**WRITTEN REQUEST:** Across the listing below, how many lines hold "JSON"? Reply with the number by itself.
_ _ _ _
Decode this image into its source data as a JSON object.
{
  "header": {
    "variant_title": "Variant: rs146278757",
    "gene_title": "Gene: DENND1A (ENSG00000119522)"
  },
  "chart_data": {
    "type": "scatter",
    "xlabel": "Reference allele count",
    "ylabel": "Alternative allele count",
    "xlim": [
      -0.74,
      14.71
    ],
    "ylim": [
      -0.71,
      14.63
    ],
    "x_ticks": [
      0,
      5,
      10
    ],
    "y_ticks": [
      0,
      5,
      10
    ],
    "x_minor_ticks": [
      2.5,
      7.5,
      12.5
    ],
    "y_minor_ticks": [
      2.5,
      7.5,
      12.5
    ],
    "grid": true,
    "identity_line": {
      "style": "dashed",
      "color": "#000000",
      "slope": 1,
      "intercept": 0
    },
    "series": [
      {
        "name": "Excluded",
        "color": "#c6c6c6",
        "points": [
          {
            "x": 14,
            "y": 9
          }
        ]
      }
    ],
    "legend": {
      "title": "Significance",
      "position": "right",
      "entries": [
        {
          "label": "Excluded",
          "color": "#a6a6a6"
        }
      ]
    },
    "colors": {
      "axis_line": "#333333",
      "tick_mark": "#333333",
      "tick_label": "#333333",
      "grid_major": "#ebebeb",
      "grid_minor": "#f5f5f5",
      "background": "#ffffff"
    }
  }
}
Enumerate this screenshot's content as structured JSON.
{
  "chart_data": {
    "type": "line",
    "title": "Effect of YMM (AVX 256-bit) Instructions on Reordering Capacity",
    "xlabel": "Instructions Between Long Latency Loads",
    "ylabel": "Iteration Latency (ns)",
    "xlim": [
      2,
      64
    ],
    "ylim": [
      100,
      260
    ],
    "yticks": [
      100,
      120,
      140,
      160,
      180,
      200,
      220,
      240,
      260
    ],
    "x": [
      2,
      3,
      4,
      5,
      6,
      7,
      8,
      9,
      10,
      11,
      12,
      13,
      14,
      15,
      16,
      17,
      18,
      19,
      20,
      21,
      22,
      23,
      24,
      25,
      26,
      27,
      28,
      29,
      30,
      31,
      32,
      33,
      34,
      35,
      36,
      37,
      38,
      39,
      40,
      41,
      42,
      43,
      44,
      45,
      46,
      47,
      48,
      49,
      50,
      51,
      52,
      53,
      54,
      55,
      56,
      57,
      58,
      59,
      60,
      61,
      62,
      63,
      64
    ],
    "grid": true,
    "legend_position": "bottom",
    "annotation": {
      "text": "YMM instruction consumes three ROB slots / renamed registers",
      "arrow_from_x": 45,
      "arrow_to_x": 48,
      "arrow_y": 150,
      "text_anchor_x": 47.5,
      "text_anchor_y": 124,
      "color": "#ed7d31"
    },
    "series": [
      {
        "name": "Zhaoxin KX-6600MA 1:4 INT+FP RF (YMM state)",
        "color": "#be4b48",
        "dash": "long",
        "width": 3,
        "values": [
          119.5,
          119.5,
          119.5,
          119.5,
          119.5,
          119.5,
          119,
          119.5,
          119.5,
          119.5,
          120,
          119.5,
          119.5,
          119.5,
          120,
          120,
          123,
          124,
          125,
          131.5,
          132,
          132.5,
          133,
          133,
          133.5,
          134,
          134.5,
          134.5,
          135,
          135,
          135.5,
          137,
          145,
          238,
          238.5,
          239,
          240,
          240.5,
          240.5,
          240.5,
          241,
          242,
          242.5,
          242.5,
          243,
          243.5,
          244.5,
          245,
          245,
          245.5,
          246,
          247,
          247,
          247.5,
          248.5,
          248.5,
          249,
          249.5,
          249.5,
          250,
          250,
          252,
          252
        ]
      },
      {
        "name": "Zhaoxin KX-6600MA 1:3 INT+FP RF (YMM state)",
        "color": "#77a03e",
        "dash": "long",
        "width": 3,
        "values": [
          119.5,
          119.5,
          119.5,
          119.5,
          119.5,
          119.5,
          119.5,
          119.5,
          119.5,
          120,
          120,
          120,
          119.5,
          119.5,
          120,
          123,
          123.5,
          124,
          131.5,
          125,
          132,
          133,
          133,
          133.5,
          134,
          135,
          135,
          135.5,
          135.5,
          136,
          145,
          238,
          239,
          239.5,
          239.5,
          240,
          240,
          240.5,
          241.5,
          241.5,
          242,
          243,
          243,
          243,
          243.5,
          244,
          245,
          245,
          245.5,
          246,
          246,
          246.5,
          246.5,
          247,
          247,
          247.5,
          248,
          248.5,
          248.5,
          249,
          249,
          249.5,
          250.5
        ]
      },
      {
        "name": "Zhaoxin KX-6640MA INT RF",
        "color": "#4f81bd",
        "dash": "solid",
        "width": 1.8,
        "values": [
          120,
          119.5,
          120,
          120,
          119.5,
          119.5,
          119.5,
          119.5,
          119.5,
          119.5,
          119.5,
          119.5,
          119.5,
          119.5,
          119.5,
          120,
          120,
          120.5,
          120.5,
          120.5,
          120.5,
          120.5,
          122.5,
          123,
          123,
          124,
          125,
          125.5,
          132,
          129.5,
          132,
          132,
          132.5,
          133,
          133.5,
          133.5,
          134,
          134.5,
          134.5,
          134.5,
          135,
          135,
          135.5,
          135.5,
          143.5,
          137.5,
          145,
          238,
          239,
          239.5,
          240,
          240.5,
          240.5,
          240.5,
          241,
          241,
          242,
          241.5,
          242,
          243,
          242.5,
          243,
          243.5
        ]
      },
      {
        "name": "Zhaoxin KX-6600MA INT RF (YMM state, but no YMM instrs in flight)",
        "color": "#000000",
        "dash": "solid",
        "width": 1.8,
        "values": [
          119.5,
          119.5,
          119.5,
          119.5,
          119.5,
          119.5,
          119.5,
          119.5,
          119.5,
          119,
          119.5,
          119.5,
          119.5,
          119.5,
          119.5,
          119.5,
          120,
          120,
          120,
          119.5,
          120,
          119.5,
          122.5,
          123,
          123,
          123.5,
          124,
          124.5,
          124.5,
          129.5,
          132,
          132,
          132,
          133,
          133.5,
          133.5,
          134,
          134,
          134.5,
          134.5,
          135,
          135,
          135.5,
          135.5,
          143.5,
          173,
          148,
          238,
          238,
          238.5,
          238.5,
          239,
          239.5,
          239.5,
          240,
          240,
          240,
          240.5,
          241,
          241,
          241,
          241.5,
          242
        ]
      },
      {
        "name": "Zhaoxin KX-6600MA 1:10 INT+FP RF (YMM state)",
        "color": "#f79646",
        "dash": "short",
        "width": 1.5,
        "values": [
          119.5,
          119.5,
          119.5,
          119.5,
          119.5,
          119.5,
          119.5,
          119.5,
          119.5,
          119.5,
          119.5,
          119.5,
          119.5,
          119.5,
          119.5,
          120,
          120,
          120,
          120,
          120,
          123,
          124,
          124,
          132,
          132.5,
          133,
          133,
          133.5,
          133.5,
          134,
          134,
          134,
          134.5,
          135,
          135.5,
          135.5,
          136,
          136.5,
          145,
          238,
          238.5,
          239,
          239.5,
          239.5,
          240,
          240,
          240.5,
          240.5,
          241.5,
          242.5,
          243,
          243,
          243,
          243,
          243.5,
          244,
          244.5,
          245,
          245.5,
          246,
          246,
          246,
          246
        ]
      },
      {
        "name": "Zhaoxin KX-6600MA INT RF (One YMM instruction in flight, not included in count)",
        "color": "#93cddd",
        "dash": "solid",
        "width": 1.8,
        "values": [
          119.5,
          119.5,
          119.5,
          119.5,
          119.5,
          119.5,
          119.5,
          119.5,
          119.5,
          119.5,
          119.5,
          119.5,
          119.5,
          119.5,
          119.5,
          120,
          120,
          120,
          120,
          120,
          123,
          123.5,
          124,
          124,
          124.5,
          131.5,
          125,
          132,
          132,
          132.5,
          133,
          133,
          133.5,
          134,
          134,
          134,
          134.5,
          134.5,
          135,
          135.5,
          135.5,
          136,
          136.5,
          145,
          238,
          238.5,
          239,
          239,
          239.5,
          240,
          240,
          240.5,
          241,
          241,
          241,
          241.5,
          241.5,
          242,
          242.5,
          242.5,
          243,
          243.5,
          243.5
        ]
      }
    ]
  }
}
_ _ _ _
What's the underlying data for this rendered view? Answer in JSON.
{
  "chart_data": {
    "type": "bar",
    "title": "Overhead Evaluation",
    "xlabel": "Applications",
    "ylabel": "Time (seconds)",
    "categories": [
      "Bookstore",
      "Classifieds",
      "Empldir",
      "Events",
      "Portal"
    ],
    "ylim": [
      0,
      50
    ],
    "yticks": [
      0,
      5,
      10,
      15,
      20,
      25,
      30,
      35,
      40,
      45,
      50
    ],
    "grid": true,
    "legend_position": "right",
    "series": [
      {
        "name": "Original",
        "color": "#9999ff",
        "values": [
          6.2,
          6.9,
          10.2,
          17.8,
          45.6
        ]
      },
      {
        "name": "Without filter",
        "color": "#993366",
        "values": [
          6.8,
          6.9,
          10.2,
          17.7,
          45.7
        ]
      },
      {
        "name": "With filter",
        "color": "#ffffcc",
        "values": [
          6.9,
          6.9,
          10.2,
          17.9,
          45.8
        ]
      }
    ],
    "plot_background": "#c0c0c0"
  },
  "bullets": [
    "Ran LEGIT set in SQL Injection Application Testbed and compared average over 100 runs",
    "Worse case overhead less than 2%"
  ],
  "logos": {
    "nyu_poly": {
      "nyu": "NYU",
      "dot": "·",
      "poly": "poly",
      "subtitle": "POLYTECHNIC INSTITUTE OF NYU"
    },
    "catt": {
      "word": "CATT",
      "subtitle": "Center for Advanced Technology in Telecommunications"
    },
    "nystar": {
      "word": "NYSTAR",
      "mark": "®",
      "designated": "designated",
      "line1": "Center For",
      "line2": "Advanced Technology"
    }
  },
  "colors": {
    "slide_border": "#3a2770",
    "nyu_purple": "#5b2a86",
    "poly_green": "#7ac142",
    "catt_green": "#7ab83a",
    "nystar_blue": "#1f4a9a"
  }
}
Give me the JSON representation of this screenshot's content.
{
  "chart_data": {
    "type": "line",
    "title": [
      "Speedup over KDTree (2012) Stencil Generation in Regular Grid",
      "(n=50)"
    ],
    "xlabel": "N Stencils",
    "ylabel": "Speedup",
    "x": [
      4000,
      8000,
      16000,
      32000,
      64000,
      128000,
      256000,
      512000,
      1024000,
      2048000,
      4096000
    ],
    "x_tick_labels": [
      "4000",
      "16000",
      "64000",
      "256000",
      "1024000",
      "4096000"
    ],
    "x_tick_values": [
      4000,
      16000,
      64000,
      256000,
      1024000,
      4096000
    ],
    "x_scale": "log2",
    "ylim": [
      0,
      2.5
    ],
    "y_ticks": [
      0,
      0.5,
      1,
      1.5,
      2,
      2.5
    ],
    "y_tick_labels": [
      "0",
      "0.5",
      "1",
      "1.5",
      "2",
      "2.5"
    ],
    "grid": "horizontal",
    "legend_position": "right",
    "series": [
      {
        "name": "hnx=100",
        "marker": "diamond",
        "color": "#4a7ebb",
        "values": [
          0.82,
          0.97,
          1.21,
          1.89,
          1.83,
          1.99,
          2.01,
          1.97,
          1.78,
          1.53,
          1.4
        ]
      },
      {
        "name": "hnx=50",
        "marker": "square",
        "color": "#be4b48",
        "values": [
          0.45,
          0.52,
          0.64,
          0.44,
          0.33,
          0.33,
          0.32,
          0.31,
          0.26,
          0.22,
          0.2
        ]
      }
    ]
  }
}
_ _ _ _
**RESPONSE:** 4